══ Supplied information

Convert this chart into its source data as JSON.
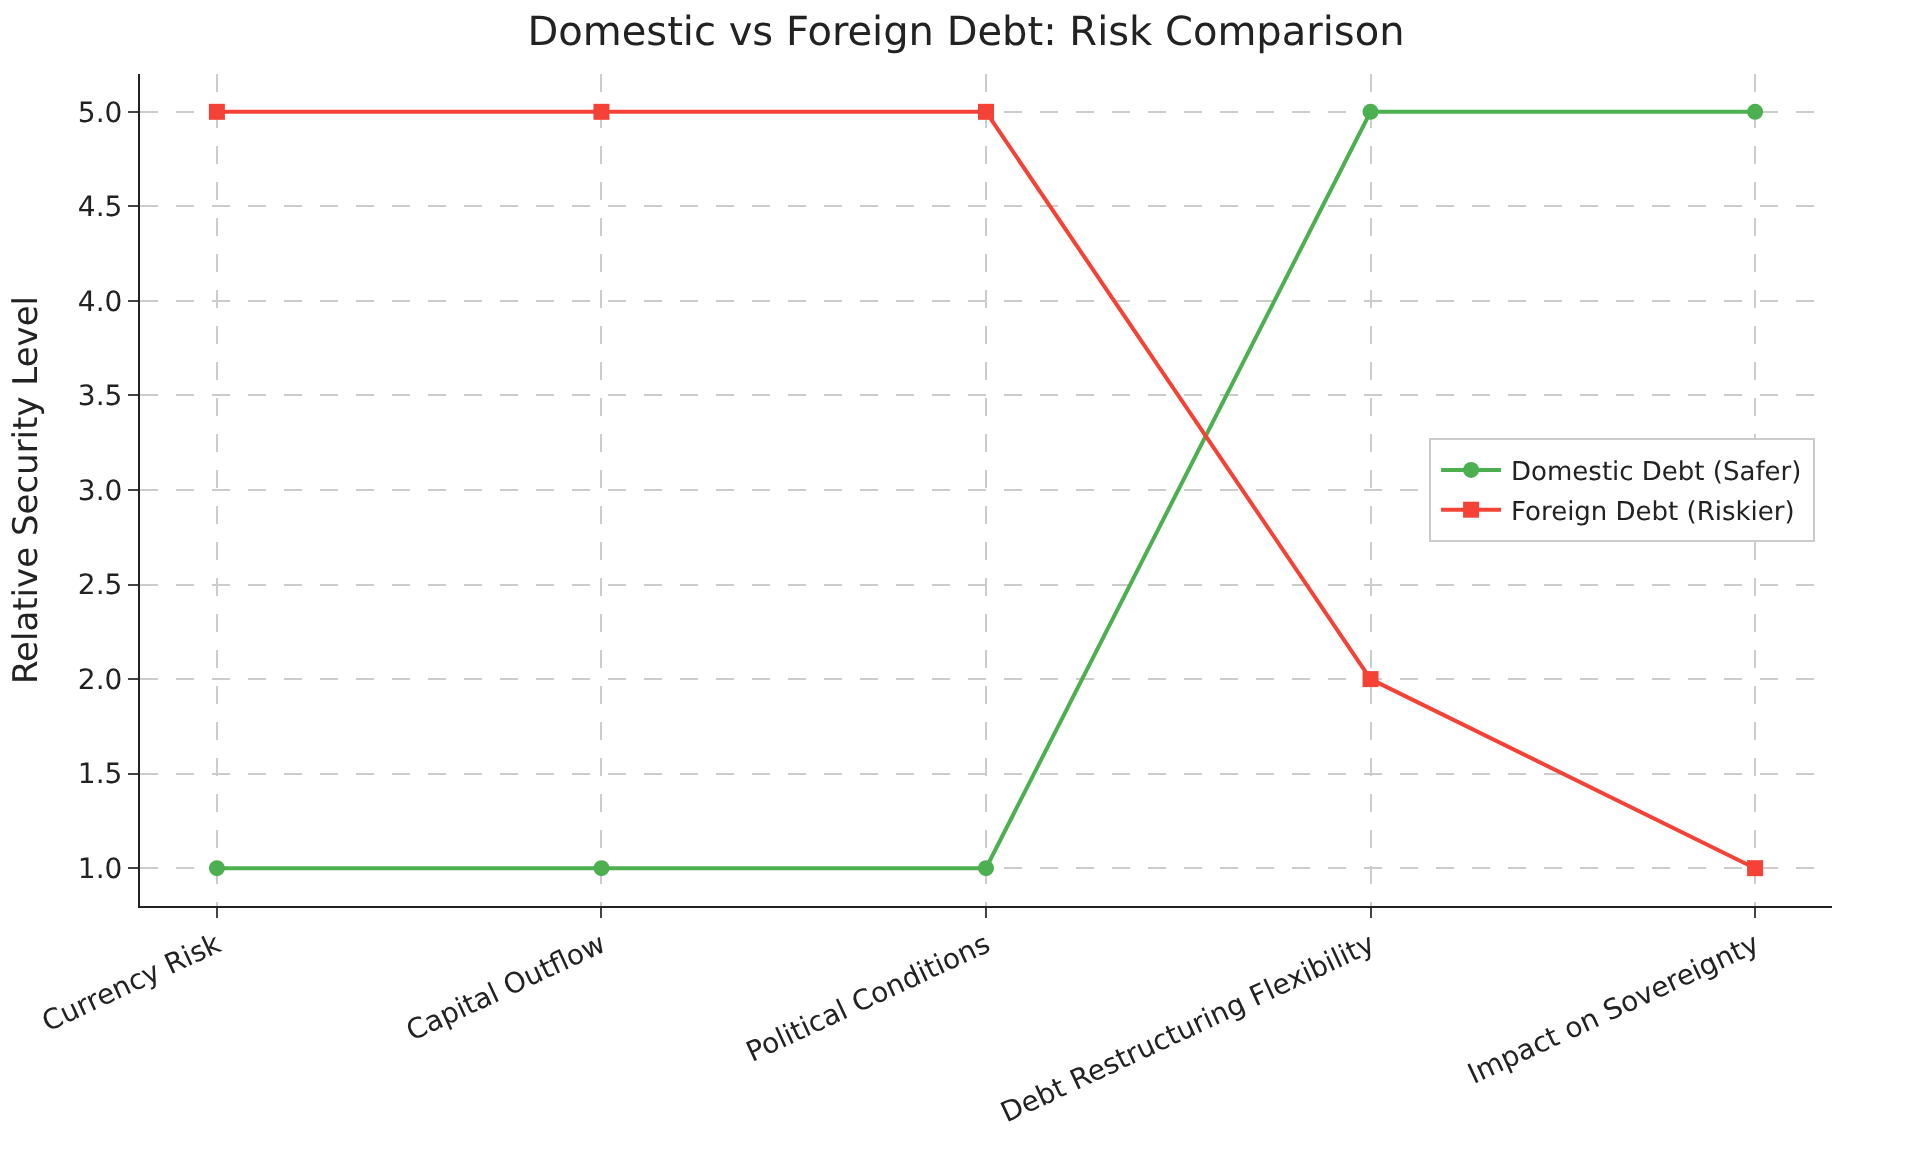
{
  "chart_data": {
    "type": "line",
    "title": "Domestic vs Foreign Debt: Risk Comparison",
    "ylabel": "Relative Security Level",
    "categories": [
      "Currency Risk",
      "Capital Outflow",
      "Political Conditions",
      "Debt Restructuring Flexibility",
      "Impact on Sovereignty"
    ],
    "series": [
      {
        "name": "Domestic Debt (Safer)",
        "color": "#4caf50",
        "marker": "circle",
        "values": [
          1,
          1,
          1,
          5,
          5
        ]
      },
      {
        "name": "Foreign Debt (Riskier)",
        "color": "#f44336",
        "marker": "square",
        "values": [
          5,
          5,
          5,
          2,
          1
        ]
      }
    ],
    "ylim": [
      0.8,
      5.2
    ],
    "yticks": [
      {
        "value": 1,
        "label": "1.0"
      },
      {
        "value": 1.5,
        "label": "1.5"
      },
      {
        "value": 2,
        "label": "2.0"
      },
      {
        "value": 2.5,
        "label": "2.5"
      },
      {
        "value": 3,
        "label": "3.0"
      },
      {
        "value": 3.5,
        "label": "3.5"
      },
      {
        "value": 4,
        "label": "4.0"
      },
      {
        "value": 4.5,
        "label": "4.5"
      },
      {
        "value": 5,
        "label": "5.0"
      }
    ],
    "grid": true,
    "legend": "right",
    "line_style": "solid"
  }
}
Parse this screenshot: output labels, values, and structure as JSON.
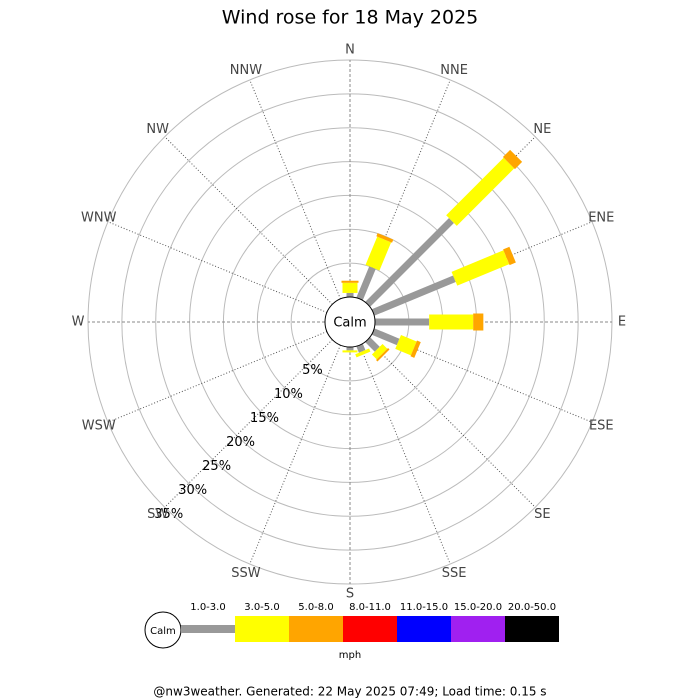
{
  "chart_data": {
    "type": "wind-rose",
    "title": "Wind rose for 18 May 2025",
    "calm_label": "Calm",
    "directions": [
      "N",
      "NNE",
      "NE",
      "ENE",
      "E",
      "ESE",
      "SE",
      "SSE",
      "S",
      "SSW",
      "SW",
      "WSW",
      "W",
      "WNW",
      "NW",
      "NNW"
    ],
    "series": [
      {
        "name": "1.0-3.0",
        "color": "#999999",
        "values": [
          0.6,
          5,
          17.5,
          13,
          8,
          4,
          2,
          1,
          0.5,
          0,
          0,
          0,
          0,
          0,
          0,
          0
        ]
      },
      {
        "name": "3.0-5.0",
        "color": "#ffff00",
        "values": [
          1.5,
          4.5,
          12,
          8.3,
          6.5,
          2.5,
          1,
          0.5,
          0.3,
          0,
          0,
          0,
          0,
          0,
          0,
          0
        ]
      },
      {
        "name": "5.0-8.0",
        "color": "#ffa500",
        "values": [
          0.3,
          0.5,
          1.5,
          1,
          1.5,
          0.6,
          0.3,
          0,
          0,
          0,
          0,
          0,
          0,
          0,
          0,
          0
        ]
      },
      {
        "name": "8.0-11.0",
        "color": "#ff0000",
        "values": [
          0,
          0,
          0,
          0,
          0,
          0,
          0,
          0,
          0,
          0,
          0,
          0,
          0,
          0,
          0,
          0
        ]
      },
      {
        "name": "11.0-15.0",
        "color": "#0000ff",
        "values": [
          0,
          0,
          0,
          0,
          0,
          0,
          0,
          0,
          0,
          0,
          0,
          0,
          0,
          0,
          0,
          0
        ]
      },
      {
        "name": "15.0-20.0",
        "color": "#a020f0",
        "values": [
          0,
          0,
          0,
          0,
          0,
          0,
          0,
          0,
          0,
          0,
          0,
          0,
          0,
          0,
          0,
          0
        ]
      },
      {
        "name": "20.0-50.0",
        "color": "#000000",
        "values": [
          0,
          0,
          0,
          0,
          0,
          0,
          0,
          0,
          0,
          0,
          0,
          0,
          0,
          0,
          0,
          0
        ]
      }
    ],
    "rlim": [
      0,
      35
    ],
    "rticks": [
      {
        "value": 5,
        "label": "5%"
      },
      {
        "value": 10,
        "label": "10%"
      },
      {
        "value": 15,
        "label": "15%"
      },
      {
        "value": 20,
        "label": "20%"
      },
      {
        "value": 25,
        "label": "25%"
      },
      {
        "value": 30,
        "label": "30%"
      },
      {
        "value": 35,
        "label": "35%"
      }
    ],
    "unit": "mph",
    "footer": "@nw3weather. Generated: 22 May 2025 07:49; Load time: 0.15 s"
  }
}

════

◆ **Aim of the exercise**:
Reproduce the whole listing above word for word, but not its pictures.

◆ **Worked solution**:
Convert this chart into its source data as JSON.
{
  "chart_data": {
    "type": "line",
    "title": "Domestic vs Foreign Debt: Risk Comparison",
    "ylabel": "Relative Security Level",
    "categories": [
      "Currency Risk",
      "Capital Outflow",
      "Political Conditions",
      "Debt Restructuring Flexibility",
      "Impact on Sovereignty"
    ],
    "series": [
      {
        "name": "Domestic Debt (Safer)",
        "color": "#4caf50",
        "marker": "circle",
        "values": [
          1,
          1,
          1,
          5,
          5
        ]
      },
      {
        "name": "Foreign Debt (Riskier)",
        "color": "#f44336",
        "marker": "square",
        "values": [
          5,
          5,
          5,
          2,
          1
        ]
      }
    ],
    "ylim": [
      0.8,
      5.2
    ],
    "yticks": [
      {
        "value": 1,
        "label": "1.0"
      },
      {
        "value": 1.5,
        "label": "1.5"
      },
      {
        "value": 2,
        "label": "2.0"
      },
      {
        "value": 2.5,
        "label": "2.5"
      },
      {
        "value": 3,
        "label": "3.0"
      },
      {
        "value": 3.5,
        "label": "3.5"
      },
      {
        "value": 4,
        "label": "4.0"
      },
      {
        "value": 4.5,
        "label": "4.5"
      },
      {
        "value": 5,
        "label": "5.0"
      }
    ],
    "grid": true,
    "legend": "right",
    "line_style": "solid"
  }
}
Parse this screenshot: output labels, values, and structure as JSON.
{
  "chart_data": {
    "type": "wind-rose",
    "title": "Wind rose for 18 May 2025",
    "calm_label": "Calm",
    "directions": [
      "N",
      "NNE",
      "NE",
      "ENE",
      "E",
      "ESE",
      "SE",
      "SSE",
      "S",
      "SSW",
      "SW",
      "WSW",
      "W",
      "WNW",
      "NW",
      "NNW"
    ],
    "series": [
      {
        "name": "1.0-3.0",
        "color": "#999999",
        "values": [
          0.6,
          5,
          17.5,
          13,
          8,
          4,
          2,
          1,
          0.5,
          0,
          0,
          0,
          0,
          0,
          0,
          0
        ]
      },
      {
        "name": "3.0-5.0",
        "color": "#ffff00",
        "values": [
          1.5,
          4.5,
          12,
          8.3,
          6.5,
          2.5,
          1,
          0.5,
          0.3,
          0,
          0,
          0,
          0,
          0,
          0,
          0
        ]
      },
      {
        "name": "5.0-8.0",
        "color": "#ffa500",
        "values": [
          0.3,
          0.5,
          1.5,
          1,
          1.5,
          0.6,
          0.3,
          0,
          0,
          0,
          0,
          0,
          0,
          0,
          0,
          0
        ]
      },
      {
        "name": "8.0-11.0",
        "color": "#ff0000",
        "values": [
          0,
          0,
          0,
          0,
          0,
          0,
          0,
          0,
          0,
          0,
          0,
          0,
          0,
          0,
          0,
          0
        ]
      },
      {
        "name": "11.0-15.0",
        "color": "#0000ff",
        "values": [
          0,
          0,
          0,
          0,
          0,
          0,
          0,
          0,
          0,
          0,
          0,
          0,
          0,
          0,
          0,
          0
        ]
      },
      {
        "name": "15.0-20.0",
        "color": "#a020f0",
        "values": [
          0,
          0,
          0,
          0,
          0,
          0,
          0,
          0,
          0,
          0,
          0,
          0,
          0,
          0,
          0,
          0
        ]
      },
      {
        "name": "20.0-50.0",
        "color": "#000000",
        "values": [
          0,
          0,
          0,
          0,
          0,
          0,
          0,
          0,
          0,
          0,
          0,
          0,
          0,
          0,
          0,
          0
        ]
      }
    ],
    "rlim": [
      0,
      35
    ],
    "rticks": [
      {
        "value": 5,
        "label": "5%"
      },
      {
        "value": 10,
        "label": "10%"
      },
      {
        "value": 15,
        "label": "15%"
      },
      {
        "value": 20,
        "label": "20%"
      },
      {
        "value": 25,
        "label": "25%"
      },
      {
        "value": 30,
        "label": "30%"
      },
      {
        "value": 35,
        "label": "35%"
      }
    ],
    "unit": "mph",
    "footer": "@nw3weather. Generated: 22 May 2025 07:49; Load time: 0.15 s"
  }
}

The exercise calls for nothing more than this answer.